**What needs to be done**
Return the entries below verbatim. Pictures stay out.
─── Records
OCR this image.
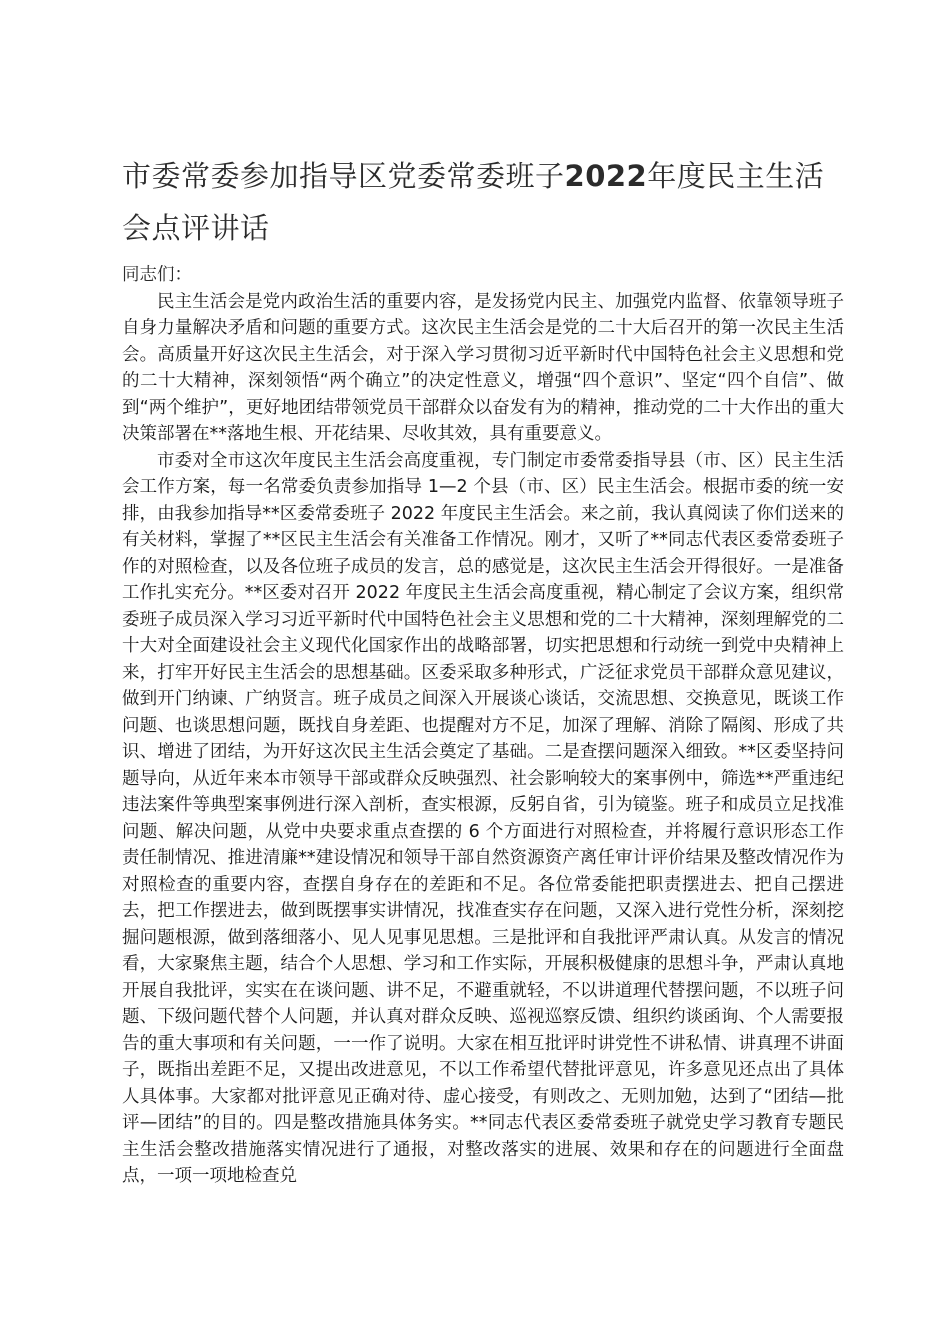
市委常委参加指导区党委常委班子2022年度民主生活会点评讲话

同志们：

民主生活会是党内政治生活的重要内容，是发扬党内民主、加强党内监督、依靠领导班子自身力量解决矛盾和问题的重要方式。这次民主生活会是党的二十大后召开的第一次民主生活会。高质量开好这次民主生活会，对于深入学习贯彻习近平新时代中国特色社会主义思想和党的二十大精神，深刻领悟“两个确立”的决定性意义，增强“四个意识”、坚定“四个自信”、做到“两个维护”，更好地团结带领党员干部群众以奋发有为的精神，推动党的二十大作出的重大决策部署在**落地生根、开花结果、尽收其效，具有重要意义。

市委对全市这次年度民主生活会高度重视，专门制定市委常委指导县（市、区）民主生活会工作方案，每一名常委负责参加指导 1—2 个县（市、区）民主生活会。根据市委的统一安排，由我参加指导**区委常委班子 2022 年度民主生活会。来之前，我认真阅读了你们送来的有关材料，掌握了**区民主生活会有关准备工作情况。刚才，又听了**同志代表区委常委班子作的对照检查，以及各位班子成员的发言，总的感觉是，这次民主生活会开得很好。一是准备工作扎实充分。**区委对召开 2022 年度民主生活会高度重视，精心制定了会议方案，组织常委班子成员深入学习习近平新时代中国特色社会主义思想和党的二十大精神，深刻理解党的二十大对全面建设社会主义现代化国家作出的战略部署，切实把思想和行动统一到党中央精神上来，打牢开好民主生活会的思想基础。区委采取多种形式，广泛征求党员干部群众意见建议，做到开门纳谏、广纳贤言。班子成员之间深入开展谈心谈话，交流思想、交换意见，既谈工作问题、也谈思想问题，既找自身差距、也提醒对方不足，加深了理解、消除了隔阂、形成了共识、增进了团结，为开好这次民主生活会奠定了基础。二是查摆问题深入细致。**区委坚持问题导向，从近年来本市领导干部或群众反映强烈、社会影响较大的案事例中，筛选**严重违纪违法案件等典型案事例进行深入剖析，查实根源，反躬自省，引为镜鉴。班子和成员立足找准问题、解决问题，从党中央要求重点查摆的 6 个方面进行对照检查，并将履行意识形态工作责任制情况、推进清廉**建设情况和领导干部自然资源资产离任审计评价结果及整改情况作为对照检查的重要内容，查摆自身存在的差距和不足。各位常委能把职责摆进去、把自己摆进去，把工作摆进去，做到既摆事实讲情况，找准查实存在问题，又深入进行党性分析，深刻挖掘问题根源，做到落细落小、见人见事见思想。三是批评和自我批评严肃认真。从发言的情况看，大家聚焦主题，结合个人思想、学习和工作实际，开展积极健康的思想斗争，严肃认真地开展自我批评，实实在在谈问题、讲不足，不避重就轻，不以讲道理代替摆问题，不以班子问题、下级问题代替个人问题，并认真对群众反映、巡视巡察反馈、组织约谈函询、个人需要报告的重大事项和有关问题，一一作了说明。大家在相互批评时讲党性不讲私情、讲真理不讲面子，既指出差距不足，又提出改进意见，不以工作希望代替批评意见，许多意见还点出了具体人具体事。大家都对批评意见正确对待、虚心接受，有则改之、无则加勉，达到了“团结—批评—团结”的目的。四是整改措施具体务实。**同志代表区委常委班子就党史学习教育专题民主生活会整改措施落实情况进行了通报，对整改落实的进展、效果和存在的问题进行全面盘点，一项一项地检查兑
──────
**Solution to the problem**
OCR this image.
市委常委参加指导区党委常委班子2022年度民主生活会点评讲话

同志们：

民主生活会是党内政治生活的重要内容，是发扬党内民主、加强党内监督、依靠领导班子自身力量解决矛盾和问题的重要方式。这次民主生活会是党的二十大后召开的第一次民主生活会。高质量开好这次民主生活会，对于深入学习贯彻习近平新时代中国特色社会主义思想和党的二十大精神，深刻领悟“两个确立”的决定性意义，增强“四个意识”、坚定“四个自信”、做到“两个维护”，更好地团结带领党员干部群众以奋发有为的精神，推动党的二十大作出的重大决策部署在**落地生根、开花结果、尽收其效，具有重要意义。

市委对全市这次年度民主生活会高度重视，专门制定市委常委指导县（市、区）民主生活会工作方案，每一名常委负责参加指导 1—2 个县（市、区）民主生活会。根据市委的统一安排，由我参加指导**区委常委班子 2022 年度民主生活会。来之前，我认真阅读了你们送来的有关材料，掌握了**区民主生活会有关准备工作情况。刚才，又听了**同志代表区委常委班子作的对照检查，以及各位班子成员的发言，总的感觉是，这次民主生活会开得很好。一是准备工作扎实充分。**区委对召开 2022 年度民主生活会高度重视，精心制定了会议方案，组织常委班子成员深入学习习近平新时代中国特色社会主义思想和党的二十大精神，深刻理解党的二十大对全面建设社会主义现代化国家作出的战略部署，切实把思想和行动统一到党中央精神上来，打牢开好民主生活会的思想基础。区委采取多种形式，广泛征求党员干部群众意见建议，做到开门纳谏、广纳贤言。班子成员之间深入开展谈心谈话，交流思想、交换意见，既谈工作问题、也谈思想问题，既找自身差距、也提醒对方不足，加深了理解、消除了隔阂、形成了共识、增进了团结，为开好这次民主生活会奠定了基础。二是查摆问题深入细致。**区委坚持问题导向，从近年来本市领导干部或群众反映强烈、社会影响较大的案事例中，筛选**严重违纪违法案件等典型案事例进行深入剖析，查实根源，反躬自省，引为镜鉴。班子和成员立足找准问题、解决问题，从党中央要求重点查摆的 6 个方面进行对照检查，并将履行意识形态工作责任制情况、推进清廉**建设情况和领导干部自然资源资产离任审计评价结果及整改情况作为对照检查的重要内容，查摆自身存在的差距和不足。各位常委能把职责摆进去、把自己摆进去，把工作摆进去，做到既摆事实讲情况，找准查实存在问题，又深入进行党性分析，深刻挖掘问题根源，做到落细落小、见人见事见思想。三是批评和自我批评严肃认真。从发言的情况看，大家聚焦主题，结合个人思想、学习和工作实际，开展积极健康的思想斗争，严肃认真地开展自我批评，实实在在谈问题、讲不足，不避重就轻，不以讲道理代替摆问题，不以班子问题、下级问题代替个人问题，并认真对群众反映、巡视巡察反馈、组织约谈函询、个人需要报告的重大事项和有关问题，一一作了说明。大家在相互批评时讲党性不讲私情、讲真理不讲面子，既指出差距不足，又提出改进意见，不以工作希望代替批评意见，许多意见还点出了具体人具体事。大家都对批评意见正确对待、虚心接受，有则改之、无则加勉，达到了“团结—批评—团结”的目的。四是整改措施具体务实。**同志代表区委常委班子就党史学习教育专题民主生活会整改措施落实情况进行了通报，对整改落实的进展、效果和存在的问题进行全面盘点，一项一项地检查兑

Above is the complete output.